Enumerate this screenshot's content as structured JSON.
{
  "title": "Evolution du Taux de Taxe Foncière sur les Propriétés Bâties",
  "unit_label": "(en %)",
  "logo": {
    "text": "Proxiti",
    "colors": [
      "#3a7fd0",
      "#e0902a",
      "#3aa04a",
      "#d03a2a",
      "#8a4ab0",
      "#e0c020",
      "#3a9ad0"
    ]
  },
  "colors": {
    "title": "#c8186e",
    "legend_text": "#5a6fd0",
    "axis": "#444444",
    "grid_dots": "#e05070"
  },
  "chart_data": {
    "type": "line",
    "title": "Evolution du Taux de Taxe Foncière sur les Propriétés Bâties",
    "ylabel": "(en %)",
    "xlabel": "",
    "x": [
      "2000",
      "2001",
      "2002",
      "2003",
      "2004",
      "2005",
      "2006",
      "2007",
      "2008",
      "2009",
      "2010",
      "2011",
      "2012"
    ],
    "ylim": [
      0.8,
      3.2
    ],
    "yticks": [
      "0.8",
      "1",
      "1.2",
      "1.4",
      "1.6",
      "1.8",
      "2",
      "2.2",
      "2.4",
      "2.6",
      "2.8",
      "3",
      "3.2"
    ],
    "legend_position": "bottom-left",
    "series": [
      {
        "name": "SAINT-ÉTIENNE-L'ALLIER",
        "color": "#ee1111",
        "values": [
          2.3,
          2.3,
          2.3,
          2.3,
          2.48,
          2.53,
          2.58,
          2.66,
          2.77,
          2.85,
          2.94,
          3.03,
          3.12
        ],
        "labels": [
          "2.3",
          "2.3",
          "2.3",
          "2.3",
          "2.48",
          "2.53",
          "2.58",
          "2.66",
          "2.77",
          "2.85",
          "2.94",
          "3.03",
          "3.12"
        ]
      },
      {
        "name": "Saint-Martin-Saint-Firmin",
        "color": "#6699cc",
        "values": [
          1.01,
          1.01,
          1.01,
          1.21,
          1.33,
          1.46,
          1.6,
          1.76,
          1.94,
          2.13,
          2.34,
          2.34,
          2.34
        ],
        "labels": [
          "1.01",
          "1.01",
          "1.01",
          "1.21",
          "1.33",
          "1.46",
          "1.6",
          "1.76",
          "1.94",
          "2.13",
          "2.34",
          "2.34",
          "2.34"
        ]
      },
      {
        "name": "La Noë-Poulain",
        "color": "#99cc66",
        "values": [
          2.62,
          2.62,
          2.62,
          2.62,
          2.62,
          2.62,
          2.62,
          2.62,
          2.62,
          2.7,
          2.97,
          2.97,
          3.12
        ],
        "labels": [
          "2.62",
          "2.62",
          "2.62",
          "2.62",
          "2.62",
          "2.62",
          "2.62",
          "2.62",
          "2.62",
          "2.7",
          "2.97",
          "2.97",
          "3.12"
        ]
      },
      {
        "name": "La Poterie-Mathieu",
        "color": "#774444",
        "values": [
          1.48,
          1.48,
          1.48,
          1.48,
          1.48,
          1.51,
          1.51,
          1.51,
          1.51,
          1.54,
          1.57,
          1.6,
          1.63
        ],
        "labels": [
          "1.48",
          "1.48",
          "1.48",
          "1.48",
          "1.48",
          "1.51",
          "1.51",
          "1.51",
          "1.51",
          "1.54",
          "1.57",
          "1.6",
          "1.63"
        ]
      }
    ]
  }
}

+--

**The problem**
What is the number of lines containing "Evolution"? Give that number only.

**Result**
2